TASK TO CARRY OUT – Check the listing below for lines with the word "primary" and say how many there are, with nothing but the number.

Data records:
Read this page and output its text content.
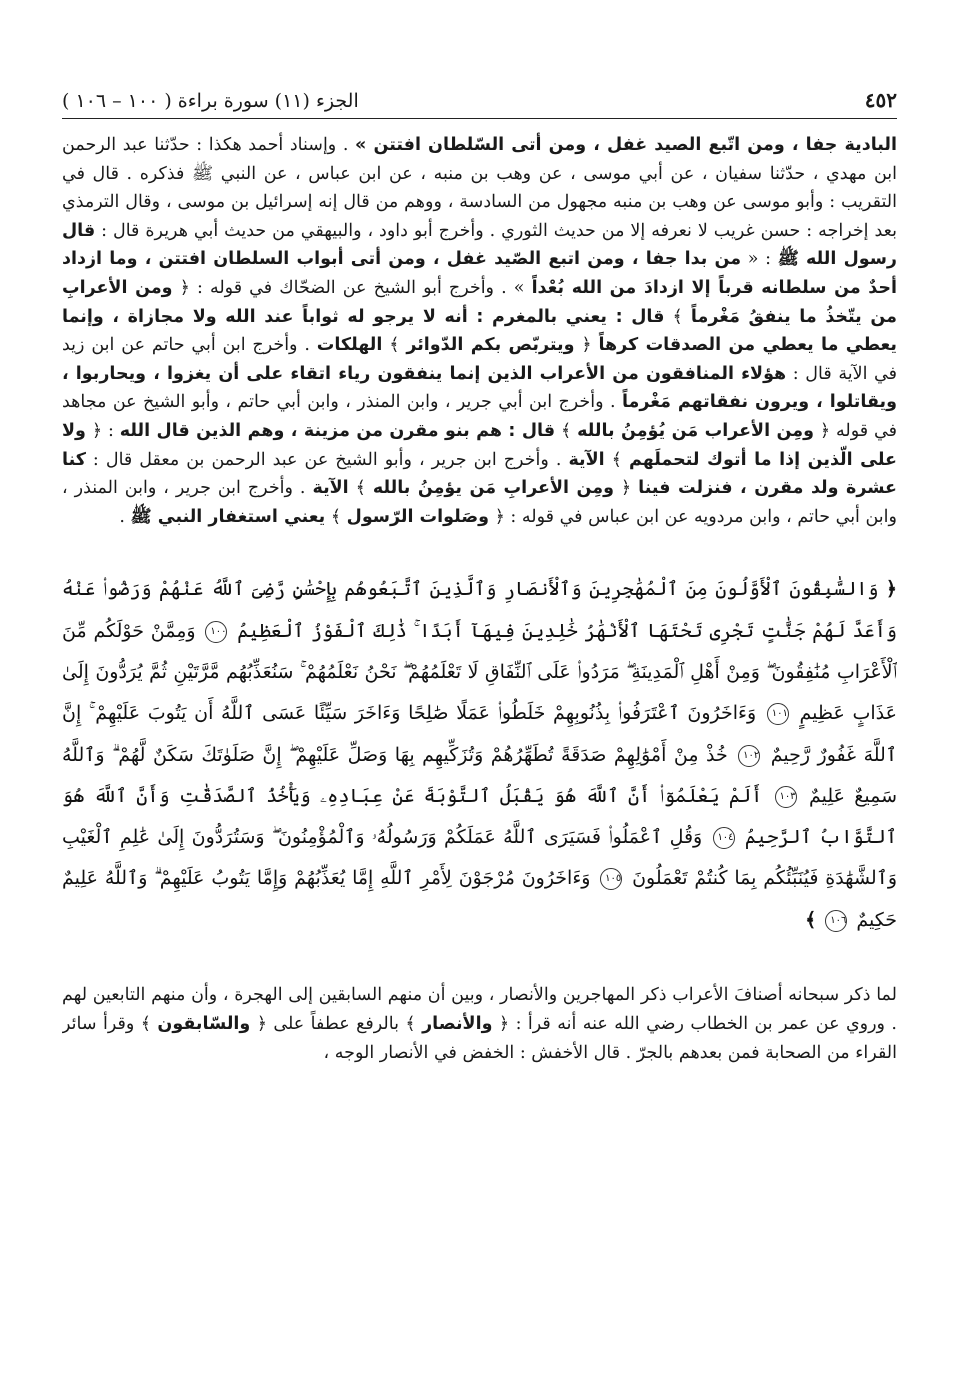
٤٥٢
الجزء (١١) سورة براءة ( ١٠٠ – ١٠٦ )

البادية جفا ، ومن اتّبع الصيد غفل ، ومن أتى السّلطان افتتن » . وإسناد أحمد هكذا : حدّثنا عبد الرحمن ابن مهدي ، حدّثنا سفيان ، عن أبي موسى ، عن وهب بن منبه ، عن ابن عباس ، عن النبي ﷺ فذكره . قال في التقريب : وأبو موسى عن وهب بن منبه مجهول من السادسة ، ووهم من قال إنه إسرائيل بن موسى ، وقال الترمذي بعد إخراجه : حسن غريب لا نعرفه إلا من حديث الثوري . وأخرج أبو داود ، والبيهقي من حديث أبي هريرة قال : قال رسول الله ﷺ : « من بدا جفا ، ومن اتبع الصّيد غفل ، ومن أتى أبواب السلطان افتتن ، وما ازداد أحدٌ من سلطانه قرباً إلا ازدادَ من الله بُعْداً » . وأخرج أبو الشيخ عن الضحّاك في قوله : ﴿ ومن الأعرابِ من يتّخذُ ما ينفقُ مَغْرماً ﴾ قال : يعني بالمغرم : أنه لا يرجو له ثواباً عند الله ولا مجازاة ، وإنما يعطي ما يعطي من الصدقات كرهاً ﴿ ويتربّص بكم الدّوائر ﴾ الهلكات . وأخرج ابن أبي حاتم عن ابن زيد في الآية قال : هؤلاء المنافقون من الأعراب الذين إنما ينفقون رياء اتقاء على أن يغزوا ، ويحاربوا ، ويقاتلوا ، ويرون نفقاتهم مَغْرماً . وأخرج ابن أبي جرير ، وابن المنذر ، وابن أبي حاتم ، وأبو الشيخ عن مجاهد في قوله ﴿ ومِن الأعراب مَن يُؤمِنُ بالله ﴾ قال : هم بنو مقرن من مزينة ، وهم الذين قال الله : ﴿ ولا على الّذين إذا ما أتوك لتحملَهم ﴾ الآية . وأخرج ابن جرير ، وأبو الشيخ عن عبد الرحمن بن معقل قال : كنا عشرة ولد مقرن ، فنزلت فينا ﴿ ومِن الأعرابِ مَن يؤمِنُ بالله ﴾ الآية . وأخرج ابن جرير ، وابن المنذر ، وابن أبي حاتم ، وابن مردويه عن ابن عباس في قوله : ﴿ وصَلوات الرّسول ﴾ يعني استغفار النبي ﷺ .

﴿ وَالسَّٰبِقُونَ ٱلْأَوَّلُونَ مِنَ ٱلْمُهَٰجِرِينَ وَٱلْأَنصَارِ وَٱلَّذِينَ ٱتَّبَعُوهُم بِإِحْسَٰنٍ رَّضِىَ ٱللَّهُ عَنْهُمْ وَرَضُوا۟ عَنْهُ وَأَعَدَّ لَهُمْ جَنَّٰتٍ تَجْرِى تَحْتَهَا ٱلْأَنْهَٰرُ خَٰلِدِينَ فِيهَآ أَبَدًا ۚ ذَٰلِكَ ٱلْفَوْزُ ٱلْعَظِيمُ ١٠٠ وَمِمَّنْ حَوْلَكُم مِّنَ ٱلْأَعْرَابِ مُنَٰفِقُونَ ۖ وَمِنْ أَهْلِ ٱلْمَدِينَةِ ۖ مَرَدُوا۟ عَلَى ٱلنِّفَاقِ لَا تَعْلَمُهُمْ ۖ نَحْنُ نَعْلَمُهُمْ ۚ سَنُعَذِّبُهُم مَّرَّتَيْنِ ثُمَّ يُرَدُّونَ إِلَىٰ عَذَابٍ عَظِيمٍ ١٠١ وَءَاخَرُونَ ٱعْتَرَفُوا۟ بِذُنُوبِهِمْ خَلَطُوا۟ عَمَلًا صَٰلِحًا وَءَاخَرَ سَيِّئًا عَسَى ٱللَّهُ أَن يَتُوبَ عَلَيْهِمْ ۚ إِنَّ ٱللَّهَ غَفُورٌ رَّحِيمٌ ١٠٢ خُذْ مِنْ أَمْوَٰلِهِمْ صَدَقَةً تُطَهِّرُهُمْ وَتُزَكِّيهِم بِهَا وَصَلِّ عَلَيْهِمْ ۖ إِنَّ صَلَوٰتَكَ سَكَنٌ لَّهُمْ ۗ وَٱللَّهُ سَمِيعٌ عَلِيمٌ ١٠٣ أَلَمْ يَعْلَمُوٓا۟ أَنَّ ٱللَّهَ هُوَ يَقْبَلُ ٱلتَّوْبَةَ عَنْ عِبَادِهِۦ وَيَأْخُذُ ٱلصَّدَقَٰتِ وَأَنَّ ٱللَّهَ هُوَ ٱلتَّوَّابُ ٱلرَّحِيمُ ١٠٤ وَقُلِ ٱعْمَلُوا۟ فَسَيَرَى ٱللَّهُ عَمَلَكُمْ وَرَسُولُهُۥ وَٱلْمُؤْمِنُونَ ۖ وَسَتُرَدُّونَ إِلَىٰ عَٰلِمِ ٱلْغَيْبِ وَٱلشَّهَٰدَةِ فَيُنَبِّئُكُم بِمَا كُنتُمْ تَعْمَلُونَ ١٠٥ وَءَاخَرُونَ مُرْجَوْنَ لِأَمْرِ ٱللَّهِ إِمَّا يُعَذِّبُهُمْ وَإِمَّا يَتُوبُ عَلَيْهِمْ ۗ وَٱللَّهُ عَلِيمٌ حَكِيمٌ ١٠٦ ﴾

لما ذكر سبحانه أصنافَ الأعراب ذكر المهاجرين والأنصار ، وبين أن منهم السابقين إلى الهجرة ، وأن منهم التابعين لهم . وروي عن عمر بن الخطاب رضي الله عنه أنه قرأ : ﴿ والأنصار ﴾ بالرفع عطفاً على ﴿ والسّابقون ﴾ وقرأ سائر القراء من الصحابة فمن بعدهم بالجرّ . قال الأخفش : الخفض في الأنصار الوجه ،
--
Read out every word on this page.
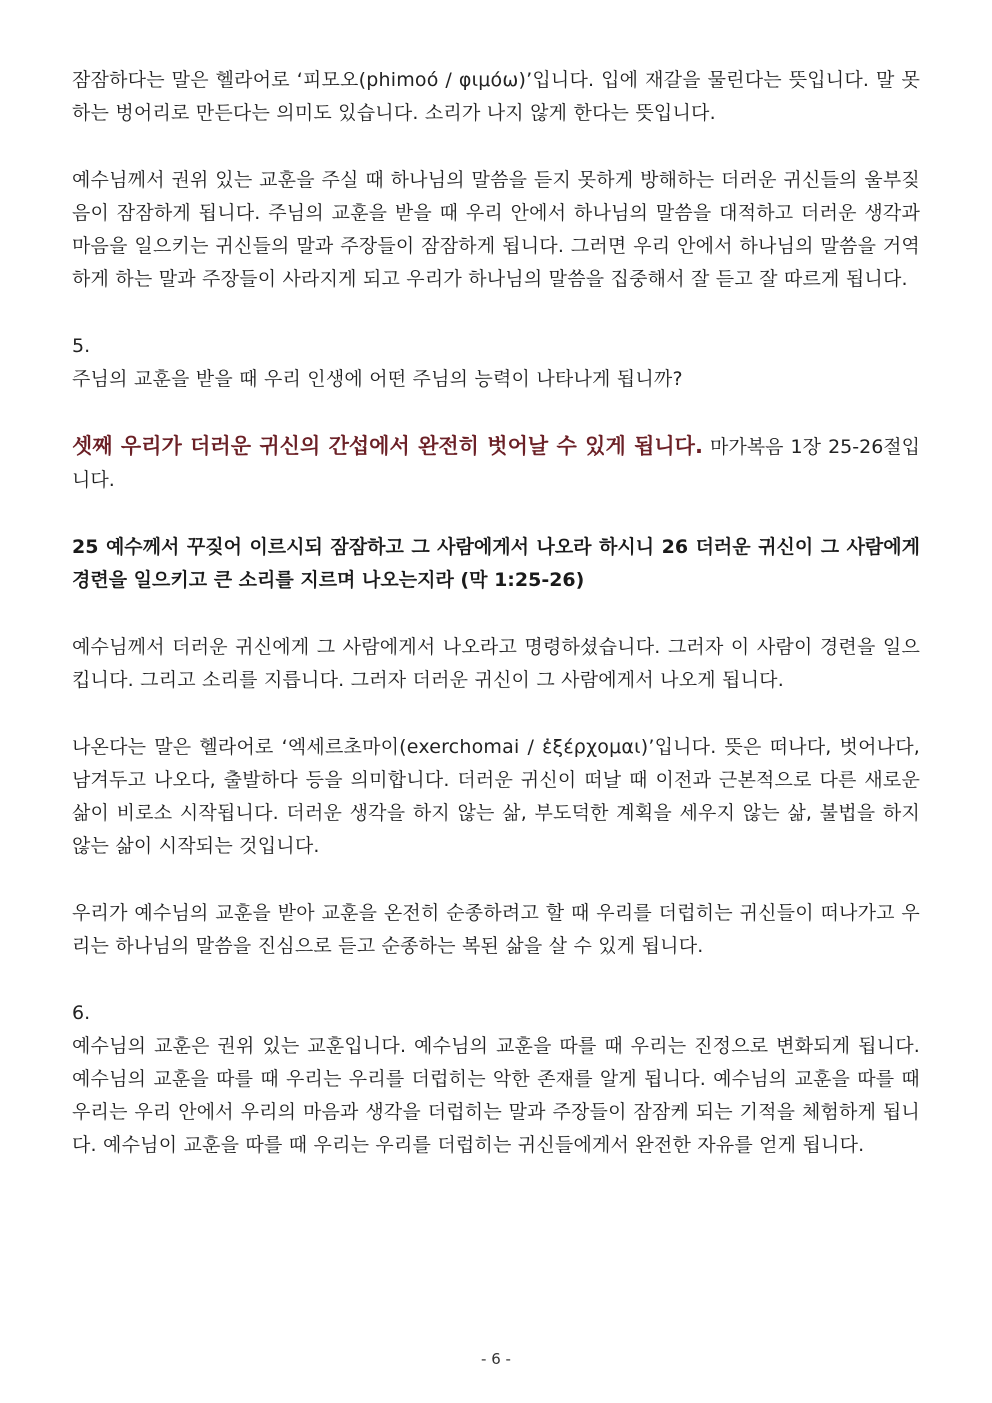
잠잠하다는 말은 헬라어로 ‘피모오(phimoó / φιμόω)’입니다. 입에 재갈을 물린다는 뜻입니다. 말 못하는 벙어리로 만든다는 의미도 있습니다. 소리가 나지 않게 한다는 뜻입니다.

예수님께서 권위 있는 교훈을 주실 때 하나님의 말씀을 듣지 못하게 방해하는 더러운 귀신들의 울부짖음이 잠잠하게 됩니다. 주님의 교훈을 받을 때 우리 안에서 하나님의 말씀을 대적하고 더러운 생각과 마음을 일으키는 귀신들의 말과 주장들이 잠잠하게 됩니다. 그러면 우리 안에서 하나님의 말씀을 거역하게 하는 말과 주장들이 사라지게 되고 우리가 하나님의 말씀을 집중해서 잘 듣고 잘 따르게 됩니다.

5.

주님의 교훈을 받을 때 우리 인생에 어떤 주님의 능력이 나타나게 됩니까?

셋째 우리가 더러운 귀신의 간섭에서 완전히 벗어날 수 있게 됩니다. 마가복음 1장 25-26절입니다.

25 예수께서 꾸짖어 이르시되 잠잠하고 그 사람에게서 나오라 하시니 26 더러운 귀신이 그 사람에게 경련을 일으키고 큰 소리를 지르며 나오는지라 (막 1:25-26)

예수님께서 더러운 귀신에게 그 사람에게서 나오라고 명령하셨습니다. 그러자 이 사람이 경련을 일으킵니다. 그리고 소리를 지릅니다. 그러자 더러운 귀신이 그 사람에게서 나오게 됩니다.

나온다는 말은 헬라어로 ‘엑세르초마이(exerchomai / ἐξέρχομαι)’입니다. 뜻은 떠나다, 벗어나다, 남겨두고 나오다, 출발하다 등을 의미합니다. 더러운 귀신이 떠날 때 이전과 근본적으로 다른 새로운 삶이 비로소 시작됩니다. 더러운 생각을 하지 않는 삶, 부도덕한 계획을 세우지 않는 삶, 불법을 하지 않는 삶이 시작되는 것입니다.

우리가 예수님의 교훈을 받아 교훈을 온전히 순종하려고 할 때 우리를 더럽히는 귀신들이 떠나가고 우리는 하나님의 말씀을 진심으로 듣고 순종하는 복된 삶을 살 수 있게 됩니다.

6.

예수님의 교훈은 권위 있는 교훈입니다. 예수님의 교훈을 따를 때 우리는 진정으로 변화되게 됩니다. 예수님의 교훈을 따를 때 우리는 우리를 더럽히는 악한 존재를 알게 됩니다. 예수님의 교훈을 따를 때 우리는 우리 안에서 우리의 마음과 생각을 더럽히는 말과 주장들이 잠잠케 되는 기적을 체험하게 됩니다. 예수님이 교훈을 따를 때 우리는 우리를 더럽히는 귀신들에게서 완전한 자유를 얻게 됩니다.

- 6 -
...
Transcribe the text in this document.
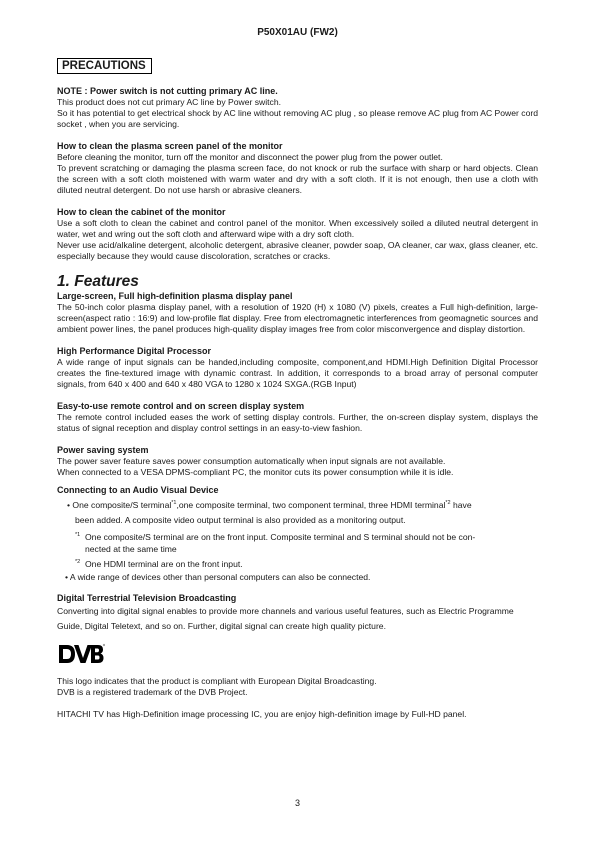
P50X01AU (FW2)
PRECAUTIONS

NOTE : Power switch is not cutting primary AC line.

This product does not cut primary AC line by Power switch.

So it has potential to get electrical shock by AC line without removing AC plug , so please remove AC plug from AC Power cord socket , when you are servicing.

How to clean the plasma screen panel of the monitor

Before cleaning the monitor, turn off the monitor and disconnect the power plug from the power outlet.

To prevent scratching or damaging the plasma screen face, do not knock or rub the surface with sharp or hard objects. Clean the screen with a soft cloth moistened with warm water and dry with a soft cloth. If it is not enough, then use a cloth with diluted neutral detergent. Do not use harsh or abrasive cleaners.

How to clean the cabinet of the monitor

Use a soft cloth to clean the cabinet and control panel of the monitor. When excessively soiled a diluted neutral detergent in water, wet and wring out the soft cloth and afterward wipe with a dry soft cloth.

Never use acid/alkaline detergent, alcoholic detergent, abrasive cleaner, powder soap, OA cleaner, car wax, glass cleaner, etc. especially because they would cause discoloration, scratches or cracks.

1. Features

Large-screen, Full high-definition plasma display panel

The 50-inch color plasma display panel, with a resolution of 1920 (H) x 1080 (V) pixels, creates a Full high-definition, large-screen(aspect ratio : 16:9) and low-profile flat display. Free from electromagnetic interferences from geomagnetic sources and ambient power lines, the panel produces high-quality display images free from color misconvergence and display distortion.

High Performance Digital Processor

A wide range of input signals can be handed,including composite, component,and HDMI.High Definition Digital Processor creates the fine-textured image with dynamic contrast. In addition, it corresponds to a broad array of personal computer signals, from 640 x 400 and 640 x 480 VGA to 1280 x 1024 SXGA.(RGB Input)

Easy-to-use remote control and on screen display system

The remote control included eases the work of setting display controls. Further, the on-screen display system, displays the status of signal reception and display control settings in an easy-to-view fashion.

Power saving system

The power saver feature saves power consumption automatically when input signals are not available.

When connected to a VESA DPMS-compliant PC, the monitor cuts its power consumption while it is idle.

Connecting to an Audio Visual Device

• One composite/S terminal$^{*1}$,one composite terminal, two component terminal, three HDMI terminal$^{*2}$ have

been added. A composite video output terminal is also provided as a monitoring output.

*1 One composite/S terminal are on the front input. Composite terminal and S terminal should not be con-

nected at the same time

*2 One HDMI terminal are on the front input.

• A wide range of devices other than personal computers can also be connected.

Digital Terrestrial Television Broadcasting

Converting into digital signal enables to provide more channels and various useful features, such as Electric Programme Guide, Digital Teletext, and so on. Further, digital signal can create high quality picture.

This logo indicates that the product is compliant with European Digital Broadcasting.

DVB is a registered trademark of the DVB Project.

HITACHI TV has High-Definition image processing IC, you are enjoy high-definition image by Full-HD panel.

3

COMPLETED TASK – 2